# The request
Write the listing below out again exactly, dropping the images.

========

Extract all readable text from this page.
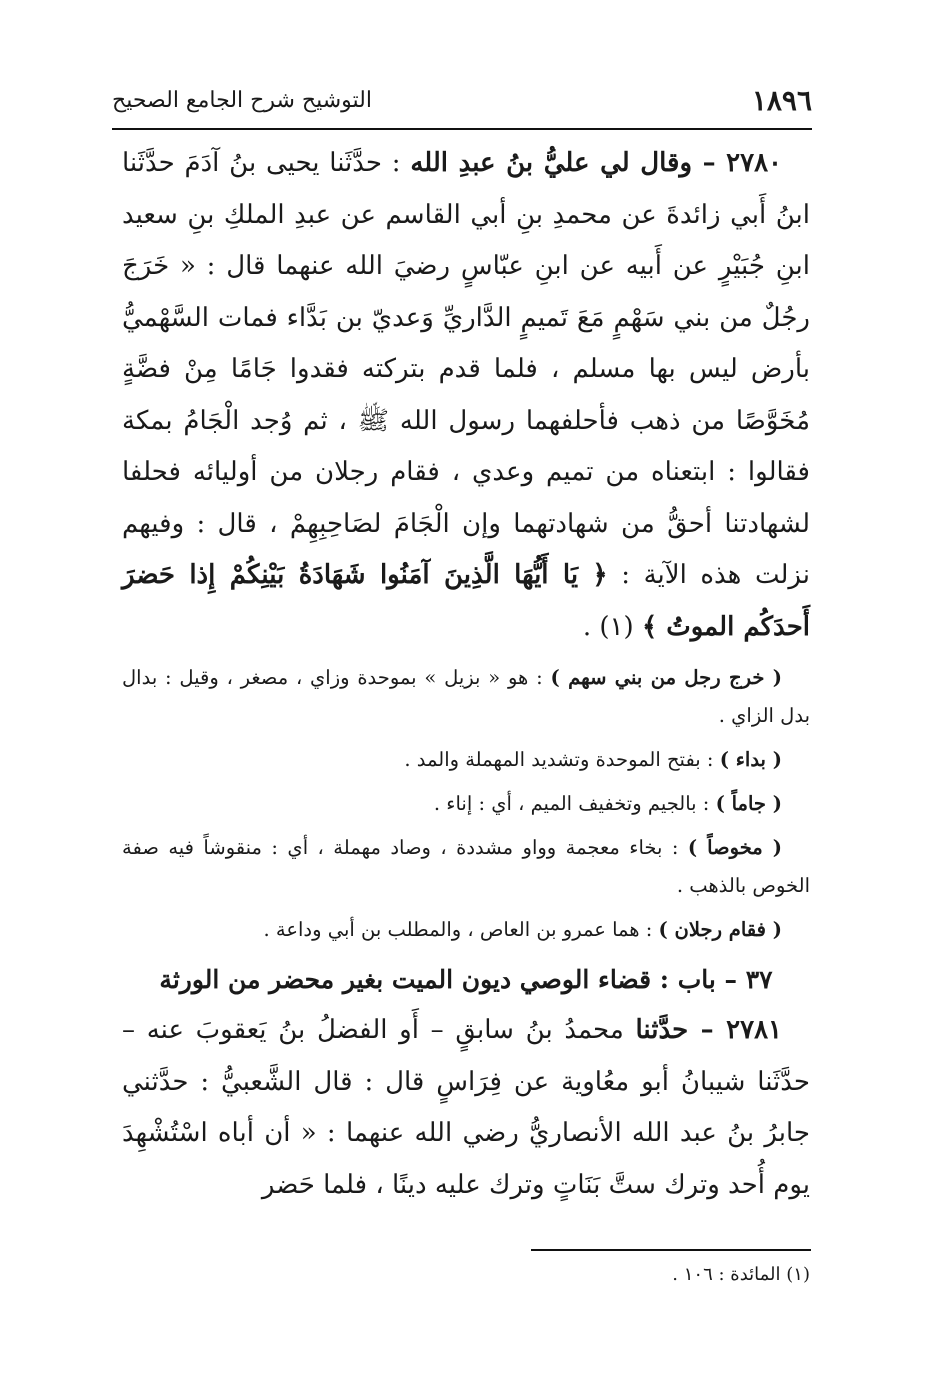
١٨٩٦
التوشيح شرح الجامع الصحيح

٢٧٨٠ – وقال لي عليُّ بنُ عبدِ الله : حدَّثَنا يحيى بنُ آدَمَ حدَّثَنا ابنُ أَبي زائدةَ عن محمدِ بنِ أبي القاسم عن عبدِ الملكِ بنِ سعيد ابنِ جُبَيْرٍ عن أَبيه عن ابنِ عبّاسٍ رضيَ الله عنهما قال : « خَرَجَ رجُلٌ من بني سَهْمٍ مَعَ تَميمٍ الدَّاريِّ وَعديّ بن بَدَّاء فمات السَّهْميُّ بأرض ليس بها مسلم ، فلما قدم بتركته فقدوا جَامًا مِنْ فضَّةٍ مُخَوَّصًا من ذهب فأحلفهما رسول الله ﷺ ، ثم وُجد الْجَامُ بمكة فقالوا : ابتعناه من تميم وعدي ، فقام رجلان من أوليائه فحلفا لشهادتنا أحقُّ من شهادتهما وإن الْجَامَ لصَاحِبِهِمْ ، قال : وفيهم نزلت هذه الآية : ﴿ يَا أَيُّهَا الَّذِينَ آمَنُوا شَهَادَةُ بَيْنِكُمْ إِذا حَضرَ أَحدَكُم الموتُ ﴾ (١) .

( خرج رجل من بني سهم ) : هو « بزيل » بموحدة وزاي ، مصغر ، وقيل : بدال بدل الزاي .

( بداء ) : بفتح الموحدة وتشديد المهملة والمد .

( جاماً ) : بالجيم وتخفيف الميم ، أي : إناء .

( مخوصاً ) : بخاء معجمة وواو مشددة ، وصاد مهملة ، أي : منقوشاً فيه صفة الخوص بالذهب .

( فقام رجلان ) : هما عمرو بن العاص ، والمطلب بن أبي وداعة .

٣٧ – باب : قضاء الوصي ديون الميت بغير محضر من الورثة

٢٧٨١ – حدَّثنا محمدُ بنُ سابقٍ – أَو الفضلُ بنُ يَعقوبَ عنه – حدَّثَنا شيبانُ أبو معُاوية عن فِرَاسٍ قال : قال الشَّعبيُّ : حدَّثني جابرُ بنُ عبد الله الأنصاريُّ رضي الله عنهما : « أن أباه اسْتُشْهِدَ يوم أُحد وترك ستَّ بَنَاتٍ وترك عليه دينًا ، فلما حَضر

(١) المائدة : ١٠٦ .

========

# Exercise output
Extract all readable text from this page.
١٨٩٦
التوشيح شرح الجامع الصحيح

٢٧٨٠ – وقال لي عليُّ بنُ عبدِ الله : حدَّثَنا يحيى بنُ آدَمَ حدَّثَنا ابنُ أَبي زائدةَ عن محمدِ بنِ أبي القاسم عن عبدِ الملكِ بنِ سعيد ابنِ جُبَيْرٍ عن أَبيه عن ابنِ عبّاسٍ رضيَ الله عنهما قال : « خَرَجَ رجُلٌ من بني سَهْمٍ مَعَ تَميمٍ الدَّاريِّ وَعديّ بن بَدَّاء فمات السَّهْميُّ بأرض ليس بها مسلم ، فلما قدم بتركته فقدوا جَامًا مِنْ فضَّةٍ مُخَوَّصًا من ذهب فأحلفهما رسول الله ﷺ ، ثم وُجد الْجَامُ بمكة فقالوا : ابتعناه من تميم وعدي ، فقام رجلان من أوليائه فحلفا لشهادتنا أحقُّ من شهادتهما وإن الْجَامَ لصَاحِبِهِمْ ، قال : وفيهم نزلت هذه الآية : ﴿ يَا أَيُّهَا الَّذِينَ آمَنُوا شَهَادَةُ بَيْنِكُمْ إِذا حَضرَ أَحدَكُم الموتُ ﴾ (١) .

( خرج رجل من بني سهم ) : هو « بزيل » بموحدة وزاي ، مصغر ، وقيل : بدال بدل الزاي .

( بداء ) : بفتح الموحدة وتشديد المهملة والمد .

( جاماً ) : بالجيم وتخفيف الميم ، أي : إناء .

( مخوصاً ) : بخاء معجمة وواو مشددة ، وصاد مهملة ، أي : منقوشاً فيه صفة الخوص بالذهب .

( فقام رجلان ) : هما عمرو بن العاص ، والمطلب بن أبي وداعة .

٣٧ – باب : قضاء الوصي ديون الميت بغير محضر من الورثة

٢٧٨١ – حدَّثنا محمدُ بنُ سابقٍ – أَو الفضلُ بنُ يَعقوبَ عنه – حدَّثَنا شيبانُ أبو معُاوية عن فِرَاسٍ قال : قال الشَّعبيُّ : حدَّثني جابرُ بنُ عبد الله الأنصاريُّ رضي الله عنهما : « أن أباه اسْتُشْهِدَ يوم أُحد وترك ستَّ بَنَاتٍ وترك عليه دينًا ، فلما حَضر

(١) المائدة : ١٠٦ .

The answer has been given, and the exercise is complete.